• **WRITTEN EXERCISE**
Reproduce all records verbatim.

Figure record listings:
※ ※ ※

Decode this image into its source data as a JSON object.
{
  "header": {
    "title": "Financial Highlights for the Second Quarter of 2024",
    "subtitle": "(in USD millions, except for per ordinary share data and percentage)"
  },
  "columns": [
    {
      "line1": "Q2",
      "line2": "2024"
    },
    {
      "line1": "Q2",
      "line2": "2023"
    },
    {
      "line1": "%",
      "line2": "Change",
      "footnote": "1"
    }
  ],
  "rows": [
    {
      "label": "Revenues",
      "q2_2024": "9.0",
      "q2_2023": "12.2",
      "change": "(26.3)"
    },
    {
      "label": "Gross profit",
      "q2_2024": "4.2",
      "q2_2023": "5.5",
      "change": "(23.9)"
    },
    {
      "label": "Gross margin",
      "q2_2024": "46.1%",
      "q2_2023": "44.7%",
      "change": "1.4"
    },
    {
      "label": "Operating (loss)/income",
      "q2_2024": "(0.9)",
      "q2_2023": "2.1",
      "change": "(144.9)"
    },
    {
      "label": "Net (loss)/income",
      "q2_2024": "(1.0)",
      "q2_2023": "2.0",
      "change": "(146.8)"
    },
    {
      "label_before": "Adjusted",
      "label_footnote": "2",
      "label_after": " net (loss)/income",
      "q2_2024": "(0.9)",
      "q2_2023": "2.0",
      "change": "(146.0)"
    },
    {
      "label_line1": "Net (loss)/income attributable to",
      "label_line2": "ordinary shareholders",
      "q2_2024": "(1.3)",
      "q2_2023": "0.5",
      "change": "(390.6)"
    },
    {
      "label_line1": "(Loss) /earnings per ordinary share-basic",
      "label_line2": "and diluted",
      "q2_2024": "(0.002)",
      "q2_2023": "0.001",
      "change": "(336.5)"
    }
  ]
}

※ ※ ※

• **REPLY TO THE TASK**
Decode this image into its source data as a JSON object.
{
  "header": {
    "title": "Financial Highlights for the Second Quarter of 2024",
    "subtitle": "(in USD millions, except for per ordinary share data and percentage)"
  },
  "columns": [
    {
      "line1": "Q2",
      "line2": "2024"
    },
    {
      "line1": "Q2",
      "line2": "2023"
    },
    {
      "line1": "%",
      "line2": "Change",
      "footnote": "1"
    }
  ],
  "rows": [
    {
      "label": "Revenues",
      "q2_2024": "9.0",
      "q2_2023": "12.2",
      "change": "(26.3)"
    },
    {
      "label": "Gross profit",
      "q2_2024": "4.2",
      "q2_2023": "5.5",
      "change": "(23.9)"
    },
    {
      "label": "Gross margin",
      "q2_2024": "46.1%",
      "q2_2023": "44.7%",
      "change": "1.4"
    },
    {
      "label": "Operating (loss)/income",
      "q2_2024": "(0.9)",
      "q2_2023": "2.1",
      "change": "(144.9)"
    },
    {
      "label": "Net (loss)/income",
      "q2_2024": "(1.0)",
      "q2_2023": "2.0",
      "change": "(146.8)"
    },
    {
      "label_before": "Adjusted",
      "label_footnote": "2",
      "label_after": " net (loss)/income",
      "q2_2024": "(0.9)",
      "q2_2023": "2.0",
      "change": "(146.0)"
    },
    {
      "label_line1": "Net (loss)/income attributable to",
      "label_line2": "ordinary shareholders",
      "q2_2024": "(1.3)",
      "q2_2023": "0.5",
      "change": "(390.6)"
    },
    {
      "label_line1": "(Loss) /earnings per ordinary share-basic",
      "label_line2": "and diluted",
      "q2_2024": "(0.002)",
      "q2_2023": "0.001",
      "change": "(336.5)"
    }
  ]
}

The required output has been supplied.